=== OBJECTIVE ===
Where a line holds the word "katz", copy that line.

──────── DATA TO USE ────────

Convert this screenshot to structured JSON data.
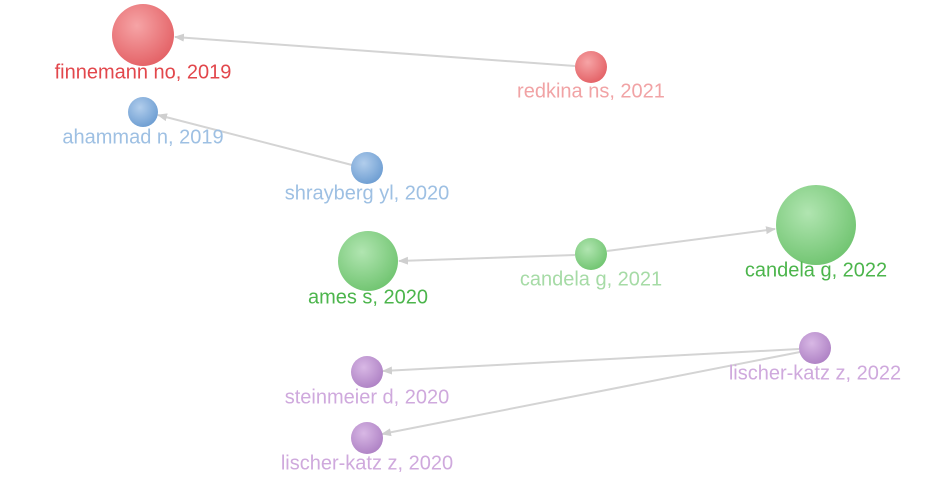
{
  "nodes": [
    {
      "label": "finnemann no, 2019"
    },
    {
      "label": "redkina ns, 2021"
    },
    {
      "label": "ahammad n, 2019"
    },
    {
      "label": "shrayberg yl, 2020"
    },
    {
      "label": "ames s, 2020"
    },
    {
      "label": "candela g, 2021"
    },
    {
      "label": "candela g, 2022"
    },
    {
      "label": "lischer-katz z, 2022"
    },
    {
      "label": "steinmeier d, 2020"
    },
    {
      "label": "lischer-katz z, 2020"
    }
  ]
}
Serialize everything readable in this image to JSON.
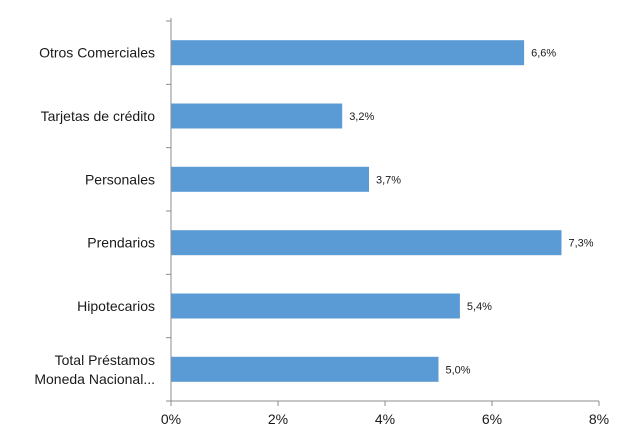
{
  "chart_data": {
    "type": "bar",
    "orientation": "horizontal",
    "categories": [
      "Otros Comerciales",
      "Tarjetas de crédito",
      "Personales",
      "Prendarios",
      "Hipotecarios",
      "Total Préstamos Moneda Nacional..."
    ],
    "category_label_lines": [
      [
        "Otros Comerciales"
      ],
      [
        "Tarjetas de crédito"
      ],
      [
        "Personales"
      ],
      [
        "Prendarios"
      ],
      [
        "Hipotecarios"
      ],
      [
        "Total Préstamos",
        "Moneda Nacional..."
      ]
    ],
    "values": [
      6.6,
      3.2,
      3.7,
      7.3,
      5.4,
      5.0
    ],
    "value_labels": [
      "6,6%",
      "3,2%",
      "3,7%",
      "7,3%",
      "5,4%",
      "5,0%"
    ],
    "xlim": [
      0,
      8
    ],
    "xticks": [
      0,
      2,
      4,
      6,
      8
    ],
    "xtick_labels": [
      "0%",
      "2%",
      "4%",
      "6%",
      "8%"
    ],
    "title": "",
    "xlabel": "",
    "ylabel": "",
    "grid": false,
    "legend": "none",
    "bar_color": "#5b9bd5"
  }
}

────────

=== ANSWER ===
      "label": "lischer-katz z, 2022"
      "label": "lischer-katz z, 2020"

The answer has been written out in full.